Der hohe Preisunterschied zwischen den Tankstellen macht zurzeit wieder besonders deutlich, dass es sich lohnt darauf zu achten, wann man welche Tankstelle ansteuert. So kann ein Umweg von wenigen Kilometern mancherorts zu Ersparnissen von über 15 Cent/Liter führen. Welche Tankstelle dabei zurzeit die günstigste in Ihrer Umgebung ist, zeigt Ihnen wie gewohnt unsere Tankstellensuche.

 

Im bundesweiten Durchschnitt lag der Preis aller meldenden Tankstellen am vergangenen Donnerstag je nach Kraftstoffsorte bei:

- Diesel: 1,193 €uro je Liter
- Super: 1,394 €uro je Liter
- E10: 1,375 €uro je Liter

 

Der Abstand zwischen den günstigsten und teuersten Tankstellenpreisen stellte sich je nach Kraftstoffsorte am vergangenen Donnerstag wie folgt dar *:

- Diesel: 1,059 €/l zu 1,419 €/l (+ 36 ct/l)
- Super: 1,229 €/l zu 1,629 €/l (+ 40 ct/l)
- E10: 1,209 €/l zu 1,609 €/l (+ 40 ct/l)

 

* Die hier dargestellten teuersten und günstigsten Diesel- und Benzinpreise können sowohl in räumlicher wie auch in zeitlicher Hinsicht deutlich voneinander abweichen, weshalb die Differenz der beiden Preise als ein theoretischer Wert zu verstehen ist. Zwar kann man häufig den Zeitpunkt beeinflussen an dem man tanken möchte, jedoch wird man nicht quer durch die Republik fahren um die günstigste deutsche Tankstelle anzusteuern.

Ölpreise - Entwicklungen am Ölmarkt

 

Im Verlauf der Woche haben die Ölpreise nachgegeben. Dabei war der Kursverlauf nicht stetig nach unten gerichtet sondern schwankte hoch und runter, dennoch gaben die beiden Rohöl-Leitsorten BRENT und WTI innerhalb von einer Woche um insgesamt 1,7 bzw. 1,6 Dollar/Barrel nach. Die Nordsee-Ölsorte BRENT standen somit am heutigen Freitagmorgen 54,3 $/b und die US-Ölsorte bei 51,5 Dollar/Barrel gehandelt.

Zur Wochenmitte hatten Aussagen der Internationalen Energieagentur (IEA) Druck auf die Ölpreise ausgeübt, weil der Chef der IEA gegenüber der Nachrichtenagentur Bloomberg geäußert hatte, dass man von einem beachtlichen Anstieg der US-Ölförderung ausgehen könne, wenn die Ölpreise deutlich anziehen würden.

▸ **Bereitgestelltes Material**:
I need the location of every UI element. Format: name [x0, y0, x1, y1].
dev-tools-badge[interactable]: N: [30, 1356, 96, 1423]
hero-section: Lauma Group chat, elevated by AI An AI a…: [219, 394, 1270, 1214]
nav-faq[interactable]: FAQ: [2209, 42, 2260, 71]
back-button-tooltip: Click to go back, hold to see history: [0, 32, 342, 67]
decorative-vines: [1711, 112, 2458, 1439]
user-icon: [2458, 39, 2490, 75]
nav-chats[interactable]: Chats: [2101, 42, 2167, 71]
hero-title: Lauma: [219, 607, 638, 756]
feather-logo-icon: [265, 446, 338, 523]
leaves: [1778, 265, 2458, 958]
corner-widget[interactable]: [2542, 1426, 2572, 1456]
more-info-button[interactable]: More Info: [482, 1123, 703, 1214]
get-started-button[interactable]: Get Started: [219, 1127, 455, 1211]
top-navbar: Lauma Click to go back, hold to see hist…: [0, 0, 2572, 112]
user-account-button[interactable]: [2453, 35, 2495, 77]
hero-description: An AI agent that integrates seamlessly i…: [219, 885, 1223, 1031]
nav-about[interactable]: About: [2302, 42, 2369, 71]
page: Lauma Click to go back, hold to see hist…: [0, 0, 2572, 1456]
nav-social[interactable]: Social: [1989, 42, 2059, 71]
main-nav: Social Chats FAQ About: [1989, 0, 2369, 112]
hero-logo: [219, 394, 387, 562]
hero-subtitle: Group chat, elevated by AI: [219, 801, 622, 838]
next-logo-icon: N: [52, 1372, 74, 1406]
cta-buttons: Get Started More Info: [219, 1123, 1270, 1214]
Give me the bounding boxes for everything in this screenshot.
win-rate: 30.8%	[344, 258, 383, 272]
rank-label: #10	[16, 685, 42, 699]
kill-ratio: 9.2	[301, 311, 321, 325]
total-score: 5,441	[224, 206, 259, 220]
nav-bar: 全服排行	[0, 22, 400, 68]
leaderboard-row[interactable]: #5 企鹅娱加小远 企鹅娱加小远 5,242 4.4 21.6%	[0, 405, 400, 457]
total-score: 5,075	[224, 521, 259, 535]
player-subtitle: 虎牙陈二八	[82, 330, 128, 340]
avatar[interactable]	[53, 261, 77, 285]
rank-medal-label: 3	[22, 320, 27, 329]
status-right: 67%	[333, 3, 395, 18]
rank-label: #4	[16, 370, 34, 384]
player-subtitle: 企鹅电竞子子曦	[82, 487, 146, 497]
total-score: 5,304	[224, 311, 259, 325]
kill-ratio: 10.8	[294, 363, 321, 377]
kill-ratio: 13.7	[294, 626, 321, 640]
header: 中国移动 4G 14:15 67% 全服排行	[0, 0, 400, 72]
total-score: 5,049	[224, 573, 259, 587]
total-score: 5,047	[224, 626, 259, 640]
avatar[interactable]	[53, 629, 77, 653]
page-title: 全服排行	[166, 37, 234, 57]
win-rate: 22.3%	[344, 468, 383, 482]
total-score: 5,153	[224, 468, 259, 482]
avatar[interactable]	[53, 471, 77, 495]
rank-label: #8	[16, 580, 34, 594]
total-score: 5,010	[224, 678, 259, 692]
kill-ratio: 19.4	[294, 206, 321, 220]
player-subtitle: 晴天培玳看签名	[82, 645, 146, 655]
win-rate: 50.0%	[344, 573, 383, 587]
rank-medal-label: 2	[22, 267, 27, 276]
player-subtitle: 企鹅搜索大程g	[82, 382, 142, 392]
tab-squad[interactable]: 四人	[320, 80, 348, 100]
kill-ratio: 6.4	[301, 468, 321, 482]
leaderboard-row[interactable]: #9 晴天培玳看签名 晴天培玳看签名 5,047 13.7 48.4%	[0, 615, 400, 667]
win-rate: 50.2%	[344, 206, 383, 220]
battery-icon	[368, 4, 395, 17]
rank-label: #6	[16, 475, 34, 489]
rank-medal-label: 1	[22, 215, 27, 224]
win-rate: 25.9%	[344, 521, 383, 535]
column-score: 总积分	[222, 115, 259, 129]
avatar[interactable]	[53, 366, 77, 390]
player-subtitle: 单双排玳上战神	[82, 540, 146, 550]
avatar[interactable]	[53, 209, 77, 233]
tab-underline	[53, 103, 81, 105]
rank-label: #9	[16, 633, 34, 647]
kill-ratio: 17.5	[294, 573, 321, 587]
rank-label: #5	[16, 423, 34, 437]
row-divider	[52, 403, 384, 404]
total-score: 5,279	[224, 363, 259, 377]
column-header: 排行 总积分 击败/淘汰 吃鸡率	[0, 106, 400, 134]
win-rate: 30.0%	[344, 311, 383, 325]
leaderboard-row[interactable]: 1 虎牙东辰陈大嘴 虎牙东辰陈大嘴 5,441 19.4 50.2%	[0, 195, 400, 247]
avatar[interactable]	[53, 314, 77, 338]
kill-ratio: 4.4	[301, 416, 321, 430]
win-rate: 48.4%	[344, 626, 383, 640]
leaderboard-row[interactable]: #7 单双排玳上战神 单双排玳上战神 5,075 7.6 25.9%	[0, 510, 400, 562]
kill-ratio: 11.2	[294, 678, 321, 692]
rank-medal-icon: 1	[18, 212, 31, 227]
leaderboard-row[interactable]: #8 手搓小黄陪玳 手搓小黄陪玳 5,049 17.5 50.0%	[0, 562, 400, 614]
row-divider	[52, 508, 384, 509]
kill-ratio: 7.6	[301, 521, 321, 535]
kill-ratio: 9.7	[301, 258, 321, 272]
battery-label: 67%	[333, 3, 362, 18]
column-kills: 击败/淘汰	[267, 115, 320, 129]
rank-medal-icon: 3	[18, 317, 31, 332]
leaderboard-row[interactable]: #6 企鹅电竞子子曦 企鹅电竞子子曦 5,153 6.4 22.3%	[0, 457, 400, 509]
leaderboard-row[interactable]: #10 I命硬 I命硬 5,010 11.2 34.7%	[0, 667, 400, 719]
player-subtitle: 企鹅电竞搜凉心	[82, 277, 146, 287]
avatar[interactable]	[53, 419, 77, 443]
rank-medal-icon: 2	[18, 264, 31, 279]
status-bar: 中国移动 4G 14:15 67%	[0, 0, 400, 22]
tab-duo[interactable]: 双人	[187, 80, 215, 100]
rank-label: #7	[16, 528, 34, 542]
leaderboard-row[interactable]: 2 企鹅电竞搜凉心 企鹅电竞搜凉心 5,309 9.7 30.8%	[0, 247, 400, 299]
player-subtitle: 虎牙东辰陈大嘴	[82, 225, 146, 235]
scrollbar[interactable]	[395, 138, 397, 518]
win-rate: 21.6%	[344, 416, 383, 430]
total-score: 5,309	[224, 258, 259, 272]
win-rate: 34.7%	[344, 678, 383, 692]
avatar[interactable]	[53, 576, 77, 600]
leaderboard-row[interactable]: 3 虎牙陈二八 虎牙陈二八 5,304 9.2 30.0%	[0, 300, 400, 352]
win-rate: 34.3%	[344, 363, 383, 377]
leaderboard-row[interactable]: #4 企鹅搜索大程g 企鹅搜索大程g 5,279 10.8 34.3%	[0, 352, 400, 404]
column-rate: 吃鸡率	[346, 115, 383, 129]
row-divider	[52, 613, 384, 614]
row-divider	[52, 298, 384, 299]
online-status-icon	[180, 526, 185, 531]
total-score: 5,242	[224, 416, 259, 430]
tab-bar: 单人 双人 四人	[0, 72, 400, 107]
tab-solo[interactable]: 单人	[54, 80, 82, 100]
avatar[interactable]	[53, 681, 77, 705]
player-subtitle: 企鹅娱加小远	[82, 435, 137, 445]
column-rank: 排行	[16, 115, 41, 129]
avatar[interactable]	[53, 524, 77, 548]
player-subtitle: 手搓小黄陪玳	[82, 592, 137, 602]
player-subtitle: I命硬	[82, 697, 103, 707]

▸ **Zu lösende Aufgabe**:
Setzen Sie den Text über Kraftstoff- und Ölpreise im Anschluss an seinen letzten Satz fort.

▸ **Ergebnis der Übung**:
Zu diesem Thema hatte sich der saudische Ölminister allerdings schon zum Wochenbeginn positioniert und auch in Richtung US-Schieferölindustrie klar zu verstehen gegeben, dass die aktuelle Förderobergrenze der OPEC in der zweiten Jahreshälfte wohl wieder aufgehoben wird. Dies würde zu einer schlagartigen Angebots-Erhöhung auf dem Ölmarkt führen und die Ölpreise vermutlich wieder auf ein Preislevel fallen lassen, welches einige Schieferölförderer in die Verlustzone fallen lassen wird.

Der Tenor des größten OPEC-Mitgliedes ist somit klar. Erstmal wird man sich an die Förderreduzierung halten um die Ölpreise auf ein höheres Preislevel zu heben. Sollte dies jedoch zu einem erneuten Boom der Schieferölförderung in den USA führen, dann wird man den Preiskampf wohl wieder aufnehmen und für eine erneute Überversorgung des Weltölmarktes sorgen. Saudi-Arabien hatte in diesem Zusammenhang stets darauf hingewiesen, dass das Land die niedrigsten Förderkosten hat und den Wettbewerb daher nicht scheut.

Zum Wochenausklang und somit kurz vor der Amtseinführung von Donald Trump als 45. Präsidenten der USA hielten sich Anleger an den internationalen Börsen zurück, was sich auch Ölmarkt wiederspiegelte. So konnte selbst der überraschende Anstieg der amerikanischen Öllagerbestände die Ölpreise gestern kaum bewegen. Laut  DOE verzeichneten die gesamten US-Öllager einen erneuten Anstieg um 7,4 Mio. Barrel auf nunmehr 901 Mio. Barrel, nachdem sie  bereits in der Vorwoche massiv zugelegt hatten. Bei dem Anstiege  entfiel ein Anteil von 2,4 Mio. Barrel auf die Rohöllagerbestände und ein Ansteil von 5,0 Mio. Barrel auf die Lager der Ölprodukte (Heizöl, Diesel und Benzin).

Insgesamt lassen die Vorgaben vom Rohöl- und Devisenmarkt erwarten, dass sich die Diesel- und Benzinpreise in den kommenden Tagen wenig verändern oder leicht nachgeben werden. Da jedoch das Wochenende vor der Tür steht, müssen sich Autofahrer wohl trotzdem auf leicht steigende Preise an den heimischen Zapfsäulen einstellen.